Your task: Copy every line of the material below word for word.

Data records
• • • • • • •
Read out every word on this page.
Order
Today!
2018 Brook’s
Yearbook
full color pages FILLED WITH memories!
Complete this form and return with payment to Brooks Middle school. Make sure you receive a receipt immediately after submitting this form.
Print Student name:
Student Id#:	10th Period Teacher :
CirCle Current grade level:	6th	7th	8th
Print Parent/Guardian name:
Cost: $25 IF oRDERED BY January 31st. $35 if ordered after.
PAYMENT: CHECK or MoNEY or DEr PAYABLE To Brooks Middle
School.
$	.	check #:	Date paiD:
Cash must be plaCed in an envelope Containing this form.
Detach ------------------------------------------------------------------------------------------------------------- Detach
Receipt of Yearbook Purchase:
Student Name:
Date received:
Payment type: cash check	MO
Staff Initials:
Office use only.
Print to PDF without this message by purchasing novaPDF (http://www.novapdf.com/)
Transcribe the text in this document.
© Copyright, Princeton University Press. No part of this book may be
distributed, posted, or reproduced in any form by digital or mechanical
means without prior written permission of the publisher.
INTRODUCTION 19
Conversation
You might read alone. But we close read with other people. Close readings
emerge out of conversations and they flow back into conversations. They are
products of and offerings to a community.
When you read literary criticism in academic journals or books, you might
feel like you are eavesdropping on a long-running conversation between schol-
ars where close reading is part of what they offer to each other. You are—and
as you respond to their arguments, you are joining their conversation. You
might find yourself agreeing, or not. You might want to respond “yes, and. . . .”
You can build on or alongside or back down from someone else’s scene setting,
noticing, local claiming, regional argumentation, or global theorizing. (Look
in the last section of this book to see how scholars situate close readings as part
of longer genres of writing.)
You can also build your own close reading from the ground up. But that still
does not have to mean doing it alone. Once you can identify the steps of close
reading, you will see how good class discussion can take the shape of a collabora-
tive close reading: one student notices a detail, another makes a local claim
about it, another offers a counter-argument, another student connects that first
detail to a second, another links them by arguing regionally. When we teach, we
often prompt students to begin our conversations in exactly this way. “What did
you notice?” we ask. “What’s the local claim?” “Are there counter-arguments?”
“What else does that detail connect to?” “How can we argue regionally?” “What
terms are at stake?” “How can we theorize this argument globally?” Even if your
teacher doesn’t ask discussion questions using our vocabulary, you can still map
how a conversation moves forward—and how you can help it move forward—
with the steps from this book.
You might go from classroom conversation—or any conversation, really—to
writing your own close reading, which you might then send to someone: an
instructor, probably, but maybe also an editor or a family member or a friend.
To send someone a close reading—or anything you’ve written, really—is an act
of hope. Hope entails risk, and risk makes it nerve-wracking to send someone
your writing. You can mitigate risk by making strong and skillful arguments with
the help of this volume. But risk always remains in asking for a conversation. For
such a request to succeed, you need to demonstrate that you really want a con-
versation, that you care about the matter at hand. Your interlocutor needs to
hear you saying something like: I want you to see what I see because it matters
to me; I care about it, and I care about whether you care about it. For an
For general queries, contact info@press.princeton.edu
• • • • • • •
Exercise output:
Read out every word on this page.
Order
Today!
2018 Brook’s
Yearbook
full color pages FILLED WITH memories!
Complete this form and return with payment to Brooks Middle school. Make sure you receive a receipt immediately after submitting this form.
Print Student name:
Student Id#:	10th Period Teacher :
CirCle Current grade level:	6th	7th	8th
Print Parent/Guardian name:
Cost: $25 IF oRDERED BY January 31st. $35 if ordered after.
PAYMENT: CHECK or MoNEY or DEr PAYABLE To Brooks Middle
School.
$	.	check #:	Date paiD:
Cash must be plaCed in an envelope Containing this form.
Detach ------------------------------------------------------------------------------------------------------------- Detach
Receipt of Yearbook Purchase:
Student Name:
Date received:
Payment type: cash check	MO
Staff Initials:
Office use only.
Print to PDF without this message by purchasing novaPDF (http://www.novapdf.com/)
Transcribe the text in this document.
© Copyright, Princeton University Press. No part of this book may be
distributed, posted, or reproduced in any form by digital or mechanical
means without prior written permission of the publisher.
INTRODUCTION 19
Conversation
You might read alone. But we close read with other people. Close readings
emerge out of conversations and they flow back into conversations. They are
products of and offerings to a community.
When you read literary criticism in academic journals or books, you might
feel like you are eavesdropping on a long-running conversation between schol-
ars where close reading is part of what they offer to each other. You are—and
as you respond to their arguments, you are joining their conversation. You
might find yourself agreeing, or not. You might want to respond “yes, and. . . .”
You can build on or alongside or back down from someone else’s scene setting,
noticing, local claiming, regional argumentation, or global theorizing. (Look
in the last section of this book to see how scholars situate close readings as part
of longer genres of writing.)
You can also build your own close reading from the ground up. But that still
does not have to mean doing it alone. Once you can identify the steps of close
reading, you will see how good class discussion can take the shape of a collabora-
tive close reading: one student notices a detail, another makes a local claim
about it, another offers a counter-argument, another student connects that first
detail to a second, another links them by arguing regionally. When we teach, we
often prompt students to begin our conversations in exactly this way. “What did
you notice?” we ask. “What’s the local claim?” “Are there counter-arguments?”
“What else does that detail connect to?” “How can we argue regionally?” “What
terms are at stake?” “How can we theorize this argument globally?” Even if your
teacher doesn’t ask discussion questions using our vocabulary, you can still map
how a conversation moves forward—and how you can help it move forward—
with the steps from this book.
You might go from classroom conversation—or any conversation, really—to
writing your own close reading, which you might then send to someone: an
instructor, probably, but maybe also an editor or a family member or a friend.
To send someone a close reading—or anything you’ve written, really—is an act
of hope. Hope entails risk, and risk makes it nerve-wracking to send someone
your writing. You can mitigate risk by making strong and skillful arguments with
the help of this volume. But risk always remains in asking for a conversation. For
such a request to succeed, you need to demonstrate that you really want a con-
versation, that you care about the matter at hand. Your interlocutor needs to
hear you saying something like: I want you to see what I see because it matters
to me; I care about it, and I care about whether you care about it. For an
For general queries, contact info@press.princeton.edu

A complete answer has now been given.